» What the task asks: Read through the records below and copy each line that uses the word "frischer".

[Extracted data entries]
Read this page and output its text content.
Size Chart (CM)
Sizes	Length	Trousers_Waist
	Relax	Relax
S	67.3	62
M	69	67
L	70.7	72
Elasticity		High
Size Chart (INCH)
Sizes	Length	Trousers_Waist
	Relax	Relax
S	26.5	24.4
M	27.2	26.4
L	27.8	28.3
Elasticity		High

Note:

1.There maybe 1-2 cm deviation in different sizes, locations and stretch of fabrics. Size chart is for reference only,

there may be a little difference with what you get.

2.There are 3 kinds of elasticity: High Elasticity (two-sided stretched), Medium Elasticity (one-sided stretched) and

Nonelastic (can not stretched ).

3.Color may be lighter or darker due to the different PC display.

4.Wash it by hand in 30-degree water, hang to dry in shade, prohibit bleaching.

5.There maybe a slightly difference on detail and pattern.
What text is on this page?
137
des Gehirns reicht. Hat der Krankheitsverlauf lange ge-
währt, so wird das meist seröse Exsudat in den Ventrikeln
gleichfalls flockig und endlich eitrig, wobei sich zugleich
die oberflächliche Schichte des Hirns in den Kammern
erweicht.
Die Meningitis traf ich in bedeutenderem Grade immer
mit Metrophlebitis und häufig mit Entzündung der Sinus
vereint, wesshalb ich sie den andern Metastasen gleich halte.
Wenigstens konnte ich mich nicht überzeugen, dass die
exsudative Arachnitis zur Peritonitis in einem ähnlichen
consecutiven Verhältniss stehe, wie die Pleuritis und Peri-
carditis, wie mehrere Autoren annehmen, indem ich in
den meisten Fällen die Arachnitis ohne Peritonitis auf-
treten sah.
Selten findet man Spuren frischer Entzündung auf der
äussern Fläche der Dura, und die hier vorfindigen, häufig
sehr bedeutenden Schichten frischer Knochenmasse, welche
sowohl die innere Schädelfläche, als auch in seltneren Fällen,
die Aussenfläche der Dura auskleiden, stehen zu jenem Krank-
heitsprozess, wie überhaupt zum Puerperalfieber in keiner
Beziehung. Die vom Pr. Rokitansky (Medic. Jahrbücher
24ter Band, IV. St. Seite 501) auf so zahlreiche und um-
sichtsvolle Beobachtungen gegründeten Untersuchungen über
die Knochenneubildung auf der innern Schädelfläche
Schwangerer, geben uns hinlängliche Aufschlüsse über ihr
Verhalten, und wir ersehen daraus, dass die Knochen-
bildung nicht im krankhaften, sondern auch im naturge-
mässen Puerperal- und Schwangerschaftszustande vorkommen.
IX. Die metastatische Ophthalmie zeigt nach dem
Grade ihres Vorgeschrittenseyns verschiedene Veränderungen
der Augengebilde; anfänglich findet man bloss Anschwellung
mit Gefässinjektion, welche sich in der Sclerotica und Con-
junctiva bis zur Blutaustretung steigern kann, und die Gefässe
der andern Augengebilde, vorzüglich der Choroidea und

» Finished task:
Selten findet man Spuren frischer Entzündung auf der
sehr bedeutenden Schichten frischer Knochenmasse, welche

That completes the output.